◆ WORKING DATA ◆
=-=-=-=-=
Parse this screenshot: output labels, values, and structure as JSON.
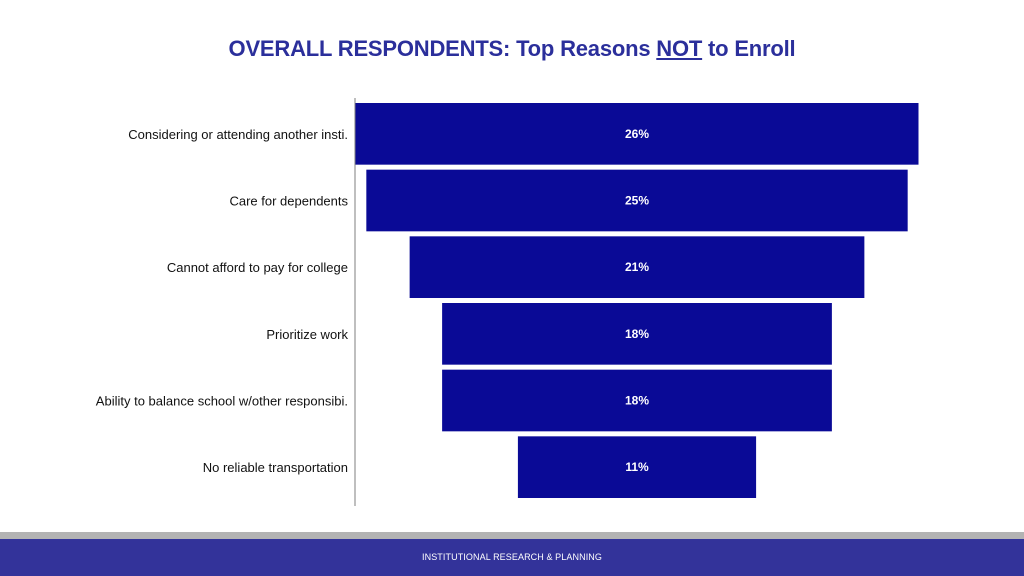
{
  "title": {
    "prefix": "OVERALL RESPONDENTS:  Top Reasons ",
    "emphasis": "NOT",
    "suffix": " to Enroll"
  },
  "footer": {
    "text": "INSTITUTIONAL RESEARCH & PLANNING"
  },
  "colors": {
    "bar": "#0a0a96",
    "axis": "#7f7f7f",
    "title": "#2b2f9b",
    "footer": "#33339a"
  },
  "chart_data": {
    "type": "bar",
    "orientation": "horizontal",
    "style": "funnel",
    "categories": [
      "Considering or attending another insti.",
      "Care for dependents",
      "Cannot afford to pay for college",
      "Prioritize work",
      "Ability to balance school w/other responsibi.",
      "No reliable transportation"
    ],
    "values": [
      26,
      25,
      21,
      18,
      18,
      11
    ],
    "value_labels": [
      "26%",
      "25%",
      "21%",
      "18%",
      "18%",
      "11%"
    ],
    "unit": "%",
    "grid": false,
    "legend": "none"
  }
}
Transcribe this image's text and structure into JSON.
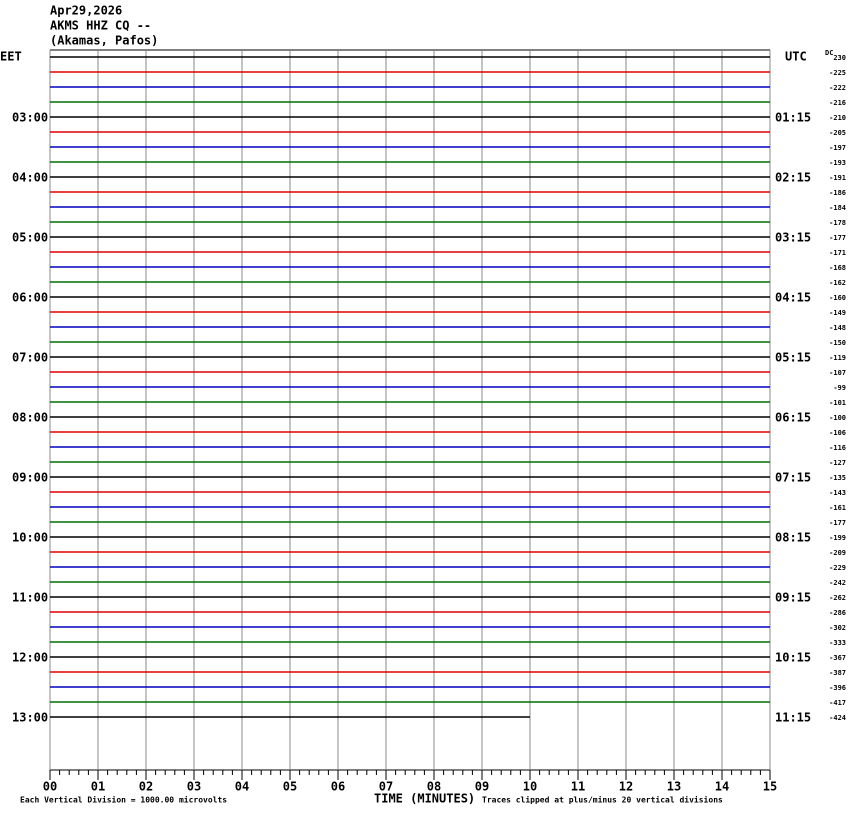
{
  "header": {
    "date": "Apr29,2026",
    "station": "AKMS HHZ CQ --",
    "location": "(Akamas, Pafos)"
  },
  "left_header": "EET",
  "right_header": "UTC",
  "dc_header": "DC",
  "local_times": [
    "03:00",
    "04:00",
    "05:00",
    "06:00",
    "07:00",
    "08:00",
    "09:00",
    "10:00",
    "11:00",
    "12:00",
    "13:00"
  ],
  "utc_times": [
    "01:15",
    "02:15",
    "03:15",
    "04:15",
    "05:15",
    "06:15",
    "07:15",
    "08:15",
    "09:15",
    "10:15",
    "11:15"
  ],
  "dc_values": [
    "230",
    "-225",
    "-222",
    "-216",
    "-210",
    "-205",
    "-197",
    "-193",
    "-191",
    "-186",
    "-184",
    "-178",
    "-177",
    "-171",
    "-168",
    "-162",
    "-160",
    "-149",
    "-148",
    "-150",
    "-119",
    "-107",
    "-99",
    "-101",
    "-100",
    "-106",
    "-116",
    "-127",
    "-135",
    "-143",
    "-161",
    "-177",
    "-199",
    "-209",
    "-229",
    "-242",
    "-262",
    "-286",
    "-302",
    "-333",
    "-367",
    "-387",
    "-396",
    "-417",
    "-424"
  ],
  "trace_colors": [
    "#000000",
    "#e00000",
    "#0000c0",
    "#007000"
  ],
  "x_ticks": [
    "00",
    "01",
    "02",
    "03",
    "04",
    "05",
    "06",
    "07",
    "08",
    "09",
    "10",
    "11",
    "12",
    "13",
    "14",
    "15"
  ],
  "x_label": "TIME (MINUTES)",
  "footer_left": "Each Vertical Division = 1000.00 microvolts",
  "footer_right": "Traces clipped at plus/minus 20 vertical divisions"
}
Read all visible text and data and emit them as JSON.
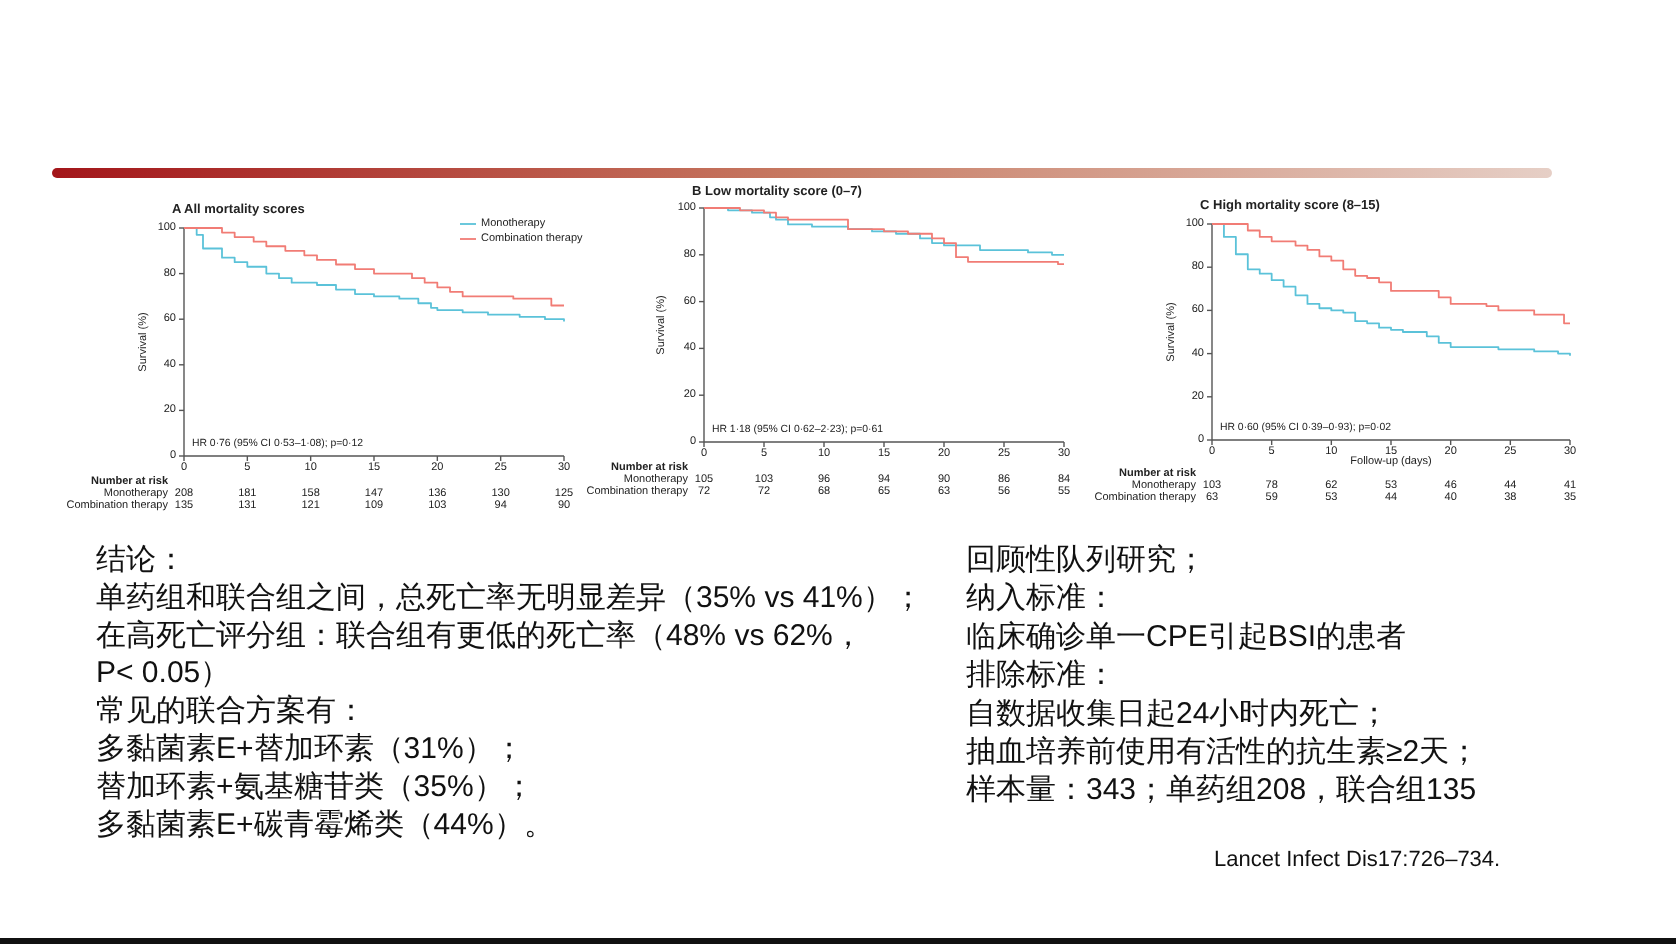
=-=-=-=-=
◆ TASK ◆
Transcribe the records above exactly as they appear, leaving out any pictures.

◆ FINISHED ANSWER ◆
Parse this screenshot: output labels, values, and structure as JSON.
{
  "title": {
    "prefix": "OVERALL RESPONDENTS:  Top Reasons ",
    "emphasis": "NOT",
    "suffix": " to Enroll"
  },
  "footer": {
    "text": "INSTITUTIONAL RESEARCH & PLANNING"
  },
  "colors": {
    "bar": "#0a0a96",
    "axis": "#7f7f7f",
    "title": "#2b2f9b",
    "footer": "#33339a"
  },
  "chart_data": {
    "type": "bar",
    "orientation": "horizontal",
    "style": "funnel",
    "categories": [
      "Considering or attending another insti.",
      "Care for dependents",
      "Cannot afford to pay for college",
      "Prioritize work",
      "Ability to balance school w/other responsibi.",
      "No reliable transportation"
    ],
    "values": [
      26,
      25,
      21,
      18,
      18,
      11
    ],
    "value_labels": [
      "26%",
      "25%",
      "21%",
      "18%",
      "18%",
      "11%"
    ],
    "unit": "%",
    "grid": false,
    "legend": "none"
  }
}
Transcribe this image's text and structure into JSON.
{
  "header": {
    "date": "Apr29,2026",
    "station": "AKMS HHZ CQ --",
    "location": "(Akamas, Pafos)"
  },
  "left_header": "EET",
  "right_header": "UTC",
  "dc_header": "DC",
  "local_times": [
    "03:00",
    "04:00",
    "05:00",
    "06:00",
    "07:00",
    "08:00",
    "09:00",
    "10:00",
    "11:00",
    "12:00",
    "13:00"
  ],
  "utc_times": [
    "01:15",
    "02:15",
    "03:15",
    "04:15",
    "05:15",
    "06:15",
    "07:15",
    "08:15",
    "09:15",
    "10:15",
    "11:15"
  ],
  "dc_values": [
    "230",
    "-225",
    "-222",
    "-216",
    "-210",
    "-205",
    "-197",
    "-193",
    "-191",
    "-186",
    "-184",
    "-178",
    "-177",
    "-171",
    "-168",
    "-162",
    "-160",
    "-149",
    "-148",
    "-150",
    "-119",
    "-107",
    "-99",
    "-101",
    "-100",
    "-106",
    "-116",
    "-127",
    "-135",
    "-143",
    "-161",
    "-177",
    "-199",
    "-209",
    "-229",
    "-242",
    "-262",
    "-286",
    "-302",
    "-333",
    "-367",
    "-387",
    "-396",
    "-417",
    "-424"
  ],
  "trace_colors": [
    "#000000",
    "#e00000",
    "#0000c0",
    "#007000"
  ],
  "x_ticks": [
    "00",
    "01",
    "02",
    "03",
    "04",
    "05",
    "06",
    "07",
    "08",
    "09",
    "10",
    "11",
    "12",
    "13",
    "14",
    "15"
  ],
  "x_label": "TIME (MINUTES)",
  "footer_left": "Each Vertical Division = 1000.00 microvolts",
  "footer_right": "Traces clipped at plus/minus 20 vertical divisions"
}
Read all visible text and data and emit them as JSON.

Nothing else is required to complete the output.